What needs to be done: Restate each of the lines below word for word and drop every picture.

Given records:
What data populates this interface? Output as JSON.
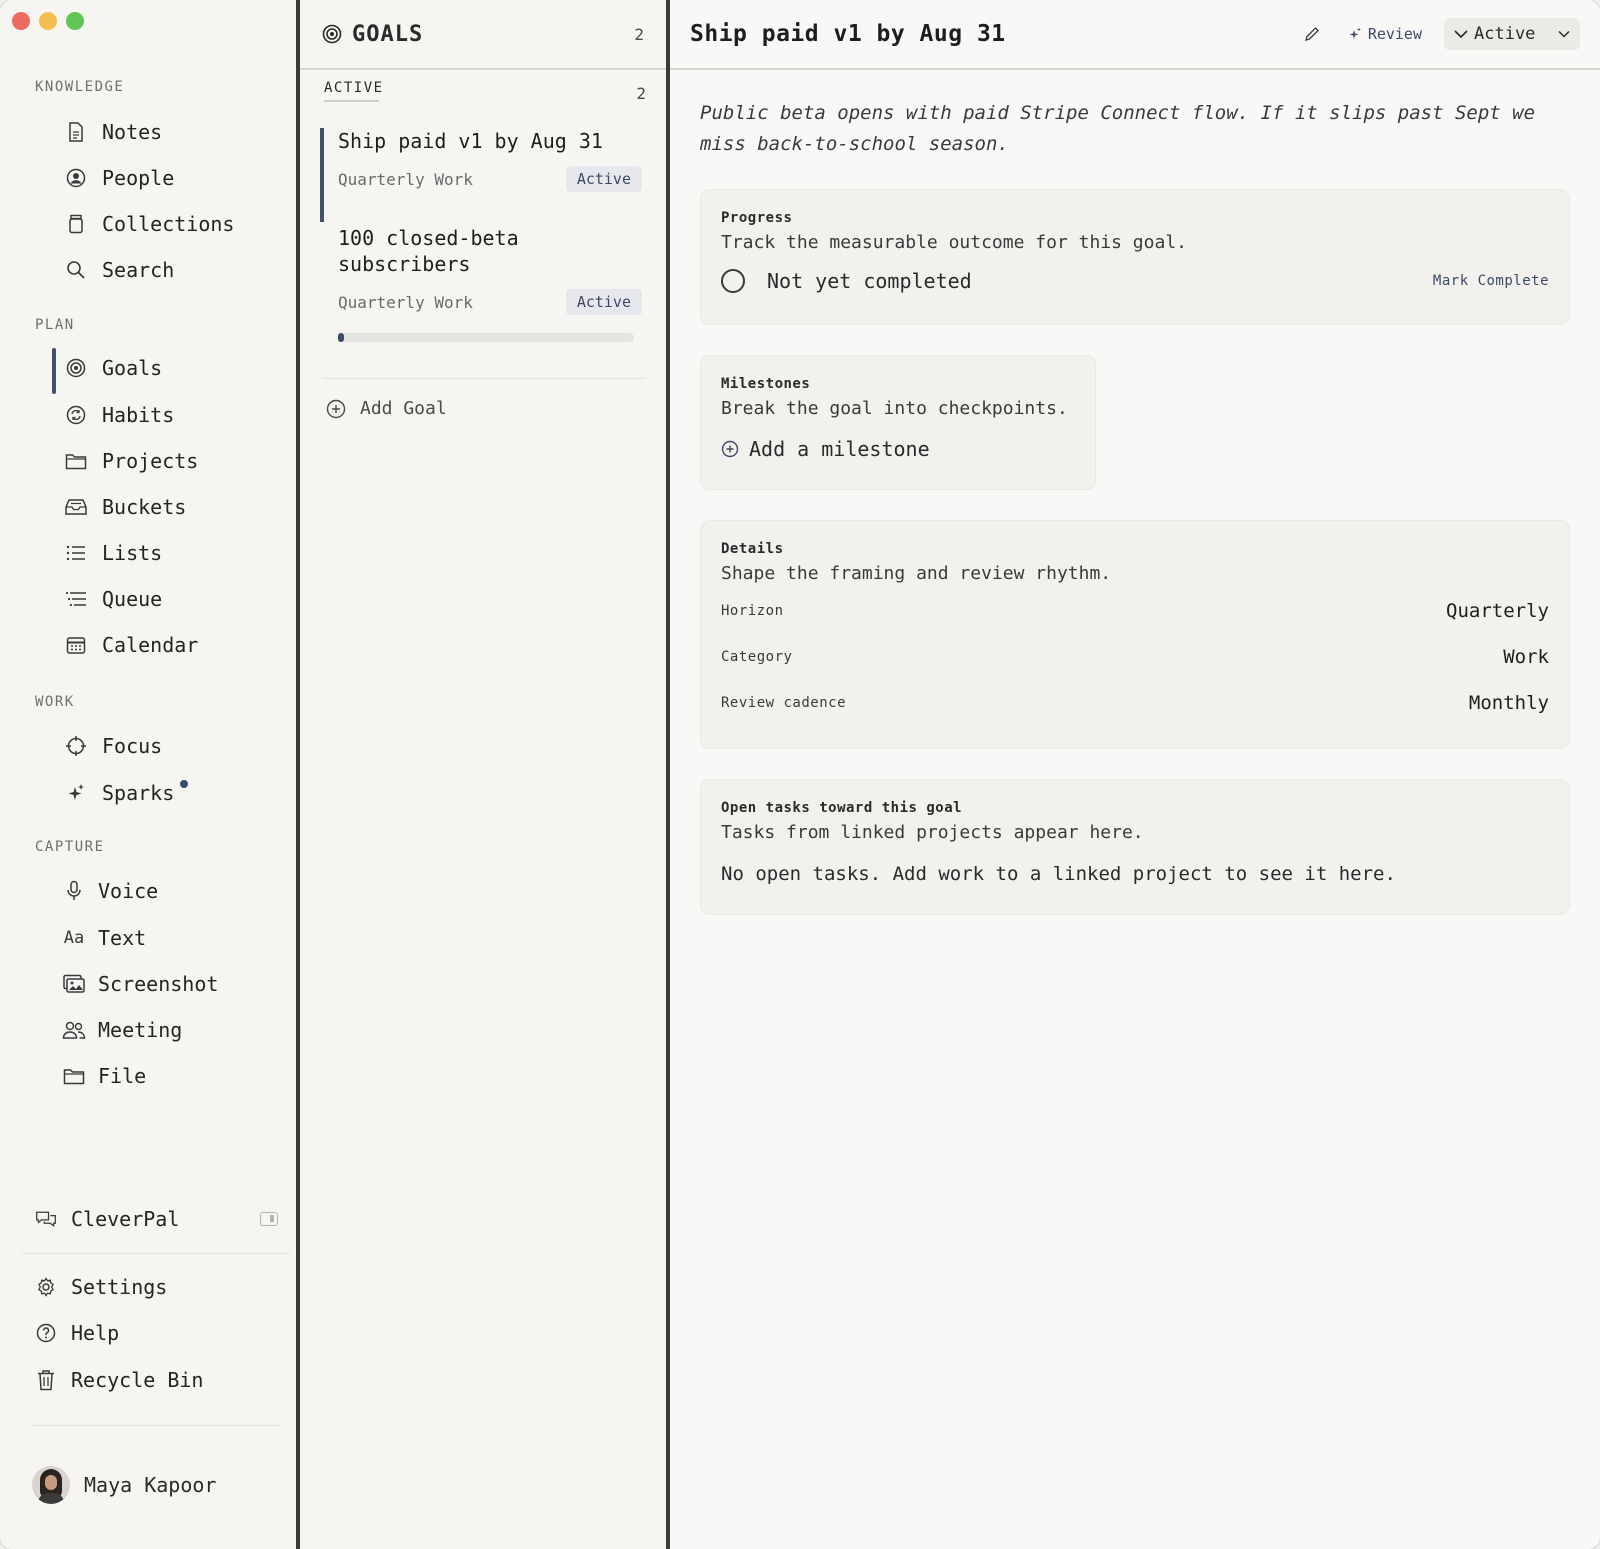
{
  "sidebar": {
    "sections": {
      "knowledge": "KNOWLEDGE",
      "plan": "PLAN",
      "work": "WORK",
      "capture": "CAPTURE"
    },
    "knowledge_items": [
      {
        "label": "Notes",
        "icon": "note-icon"
      },
      {
        "label": "People",
        "icon": "person-icon"
      },
      {
        "label": "Collections",
        "icon": "jar-icon"
      },
      {
        "label": "Search",
        "icon": "search-icon"
      }
    ],
    "plan_items": [
      {
        "label": "Goals",
        "icon": "target-icon",
        "active": true
      },
      {
        "label": "Habits",
        "icon": "repeat-icon"
      },
      {
        "label": "Projects",
        "icon": "folder-icon"
      },
      {
        "label": "Buckets",
        "icon": "inbox-icon"
      },
      {
        "label": "Lists",
        "icon": "list-icon"
      },
      {
        "label": "Queue",
        "icon": "queue-icon"
      },
      {
        "label": "Calendar",
        "icon": "calendar-icon"
      }
    ],
    "work_items": [
      {
        "label": "Focus",
        "icon": "crosshair-icon"
      },
      {
        "label": "Sparks",
        "icon": "sparkle-icon",
        "unread_dot": true
      }
    ],
    "capture_items": [
      {
        "label": "Voice",
        "icon": "microphone-icon"
      },
      {
        "label": "Text",
        "icon": "text-icon",
        "glyph": "Aa"
      },
      {
        "label": "Screenshot",
        "icon": "screenshot-icon"
      },
      {
        "label": "Meeting",
        "icon": "people-icon"
      },
      {
        "label": "File",
        "icon": "folder-icon"
      }
    ],
    "assistant": "CleverPal",
    "settings": "Settings",
    "help": "Help",
    "recycle_bin": "Recycle Bin",
    "user_name": "Maya Kapoor"
  },
  "goals_list": {
    "title": "GOALS",
    "count": "2",
    "group_label": "ACTIVE",
    "group_count": "2",
    "goals": [
      {
        "title": "Ship paid v1 by Aug 31",
        "category": "Quarterly Work",
        "status": "Active",
        "selected": true
      },
      {
        "title": "100 closed-beta subscribers",
        "category": "Quarterly Work",
        "status": "Active",
        "progress_fraction": 0.02
      }
    ],
    "add_goal": "Add Goal"
  },
  "detail": {
    "title": "Ship paid v1 by Aug 31",
    "review_label": "Review",
    "status_value": "Active",
    "description": "Public beta opens with paid Stripe Connect flow. If it slips past Sept we miss back-to-school season.",
    "progress": {
      "label": "Progress",
      "subtitle": "Track the measurable outcome for this goal.",
      "state": "Not yet completed",
      "action": "Mark Complete"
    },
    "milestones": {
      "label": "Milestones",
      "subtitle": "Break the goal into checkpoints.",
      "add": "Add a milestone"
    },
    "details": {
      "label": "Details",
      "subtitle": "Shape the framing and review rhythm.",
      "horizon_key": "Horizon",
      "horizon_value": "Quarterly",
      "category_key": "Category",
      "category_value": "Work",
      "cadence_key": "Review cadence",
      "cadence_value": "Monthly"
    },
    "tasks": {
      "label": "Open tasks toward this goal",
      "subtitle": "Tasks from linked projects appear here.",
      "empty": "No open tasks. Add work to a linked project to see it here."
    }
  },
  "colors": {
    "accent": "#45506e",
    "badge_bg": "#e6e8ee",
    "badge_text": "#3c4a68"
  }
}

The completed task:
What data populates this interface? Output as JSON.
{
  "sidebar": {
    "sections": {
      "knowledge": "KNOWLEDGE",
      "plan": "PLAN",
      "work": "WORK",
      "capture": "CAPTURE"
    },
    "knowledge_items": [
      {
        "label": "Notes",
        "icon": "note-icon"
      },
      {
        "label": "People",
        "icon": "person-icon"
      },
      {
        "label": "Collections",
        "icon": "jar-icon"
      },
      {
        "label": "Search",
        "icon": "search-icon"
      }
    ],
    "plan_items": [
      {
        "label": "Goals",
        "icon": "target-icon",
        "active": true
      },
      {
        "label": "Habits",
        "icon": "repeat-icon"
      },
      {
        "label": "Projects",
        "icon": "folder-icon"
      },
      {
        "label": "Buckets",
        "icon": "inbox-icon"
      },
      {
        "label": "Lists",
        "icon": "list-icon"
      },
      {
        "label": "Queue",
        "icon": "queue-icon"
      },
      {
        "label": "Calendar",
        "icon": "calendar-icon"
      }
    ],
    "work_items": [
      {
        "label": "Focus",
        "icon": "crosshair-icon"
      },
      {
        "label": "Sparks",
        "icon": "sparkle-icon",
        "unread_dot": true
      }
    ],
    "capture_items": [
      {
        "label": "Voice",
        "icon": "microphone-icon"
      },
      {
        "label": "Text",
        "icon": "text-icon",
        "glyph": "Aa"
      },
      {
        "label": "Screenshot",
        "icon": "screenshot-icon"
      },
      {
        "label": "Meeting",
        "icon": "people-icon"
      },
      {
        "label": "File",
        "icon": "folder-icon"
      }
    ],
    "assistant": "CleverPal",
    "settings": "Settings",
    "help": "Help",
    "recycle_bin": "Recycle Bin",
    "user_name": "Maya Kapoor"
  },
  "goals_list": {
    "title": "GOALS",
    "count": "2",
    "group_label": "ACTIVE",
    "group_count": "2",
    "goals": [
      {
        "title": "Ship paid v1 by Aug 31",
        "category": "Quarterly Work",
        "status": "Active",
        "selected": true
      },
      {
        "title": "100 closed-beta subscribers",
        "category": "Quarterly Work",
        "status": "Active",
        "progress_fraction": 0.02
      }
    ],
    "add_goal": "Add Goal"
  },
  "detail": {
    "title": "Ship paid v1 by Aug 31",
    "review_label": "Review",
    "status_value": "Active",
    "description": "Public beta opens with paid Stripe Connect flow. If it slips past Sept we miss back-to-school season.",
    "progress": {
      "label": "Progress",
      "subtitle": "Track the measurable outcome for this goal.",
      "state": "Not yet completed",
      "action": "Mark Complete"
    },
    "milestones": {
      "label": "Milestones",
      "subtitle": "Break the goal into checkpoints.",
      "add": "Add a milestone"
    },
    "details": {
      "label": "Details",
      "subtitle": "Shape the framing and review rhythm.",
      "horizon_key": "Horizon",
      "horizon_value": "Quarterly",
      "category_key": "Category",
      "category_value": "Work",
      "cadence_key": "Review cadence",
      "cadence_value": "Monthly"
    },
    "tasks": {
      "label": "Open tasks toward this goal",
      "subtitle": "Tasks from linked projects appear here.",
      "empty": "No open tasks. Add work to a linked project to see it here."
    }
  },
  "colors": {
    "accent": "#45506e",
    "badge_bg": "#e6e8ee",
    "badge_text": "#3c4a68"
  }
}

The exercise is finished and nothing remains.